======== Extracted entries
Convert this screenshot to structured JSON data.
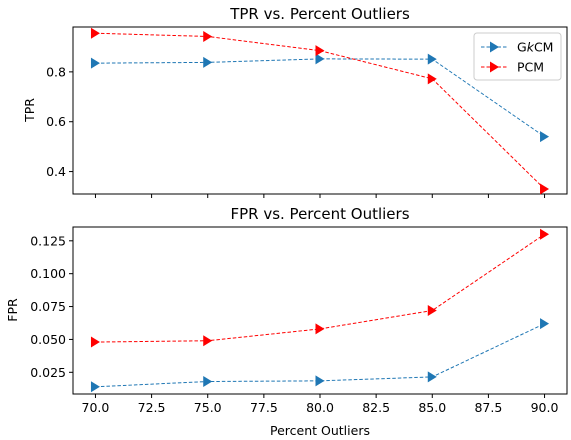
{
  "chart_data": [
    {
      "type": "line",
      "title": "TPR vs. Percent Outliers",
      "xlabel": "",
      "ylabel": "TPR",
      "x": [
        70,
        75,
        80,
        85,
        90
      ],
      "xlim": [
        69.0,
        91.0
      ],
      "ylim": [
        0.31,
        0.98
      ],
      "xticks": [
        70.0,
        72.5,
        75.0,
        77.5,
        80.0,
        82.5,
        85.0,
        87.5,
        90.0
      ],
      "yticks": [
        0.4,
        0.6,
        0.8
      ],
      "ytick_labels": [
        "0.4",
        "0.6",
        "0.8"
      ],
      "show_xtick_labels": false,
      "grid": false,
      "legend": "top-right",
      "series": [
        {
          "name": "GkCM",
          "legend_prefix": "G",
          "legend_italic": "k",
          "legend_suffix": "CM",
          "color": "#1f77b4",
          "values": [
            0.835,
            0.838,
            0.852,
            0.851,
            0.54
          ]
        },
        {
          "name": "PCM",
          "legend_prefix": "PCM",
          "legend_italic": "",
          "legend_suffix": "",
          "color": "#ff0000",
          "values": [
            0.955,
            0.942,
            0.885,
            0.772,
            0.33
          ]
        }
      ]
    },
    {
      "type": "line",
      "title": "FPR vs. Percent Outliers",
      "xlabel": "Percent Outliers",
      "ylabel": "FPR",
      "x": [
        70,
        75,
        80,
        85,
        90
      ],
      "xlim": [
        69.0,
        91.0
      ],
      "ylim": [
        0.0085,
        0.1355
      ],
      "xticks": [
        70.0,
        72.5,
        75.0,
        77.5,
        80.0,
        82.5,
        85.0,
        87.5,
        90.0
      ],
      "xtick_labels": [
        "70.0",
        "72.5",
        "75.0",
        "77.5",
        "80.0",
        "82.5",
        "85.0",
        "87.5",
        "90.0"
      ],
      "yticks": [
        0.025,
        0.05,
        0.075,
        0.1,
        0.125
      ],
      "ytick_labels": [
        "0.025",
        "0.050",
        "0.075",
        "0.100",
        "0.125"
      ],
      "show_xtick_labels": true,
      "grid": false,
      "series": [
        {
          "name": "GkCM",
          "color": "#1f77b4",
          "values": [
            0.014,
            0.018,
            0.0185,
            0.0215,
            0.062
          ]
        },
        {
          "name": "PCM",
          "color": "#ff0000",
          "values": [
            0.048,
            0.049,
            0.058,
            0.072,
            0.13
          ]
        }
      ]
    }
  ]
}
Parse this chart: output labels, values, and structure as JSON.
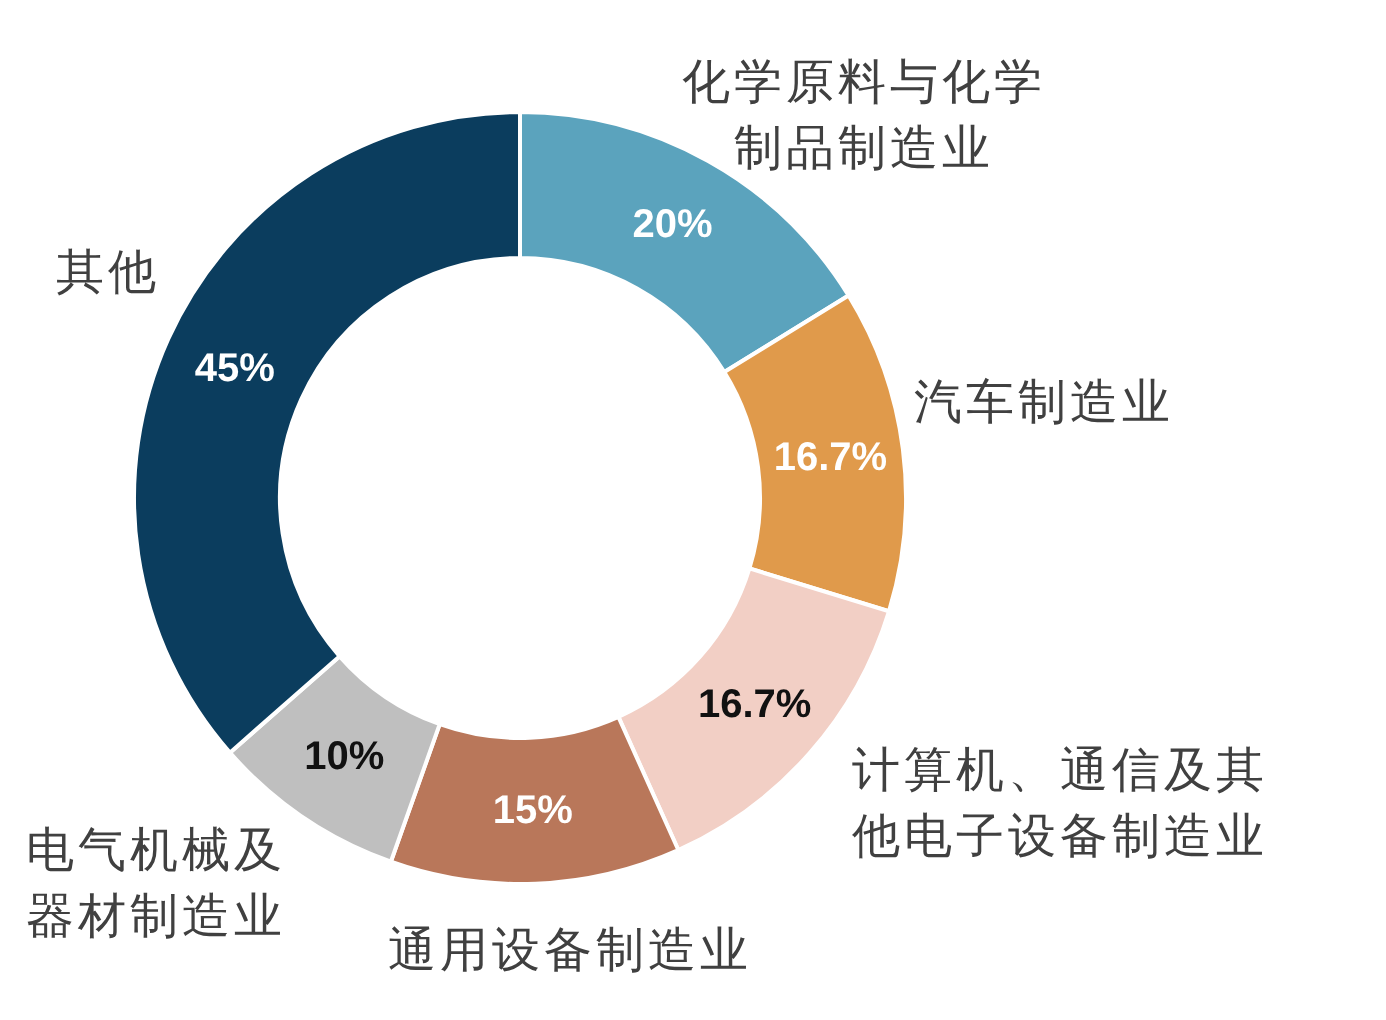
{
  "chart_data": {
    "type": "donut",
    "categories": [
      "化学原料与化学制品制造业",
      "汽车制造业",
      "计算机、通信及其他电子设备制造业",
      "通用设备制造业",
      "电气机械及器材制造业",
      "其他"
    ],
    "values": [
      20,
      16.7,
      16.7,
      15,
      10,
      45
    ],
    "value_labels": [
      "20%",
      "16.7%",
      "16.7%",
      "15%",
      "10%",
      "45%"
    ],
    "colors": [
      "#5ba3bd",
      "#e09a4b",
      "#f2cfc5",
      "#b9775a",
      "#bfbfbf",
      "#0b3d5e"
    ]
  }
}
================
- What is needed: Scan the data above; copy every line where "Outliers" appears.

- Reply to the task:
      "title": "TPR vs. Percent Outliers",
      "title": "FPR vs. Percent Outliers",
      "xlabel": "Percent Outliers",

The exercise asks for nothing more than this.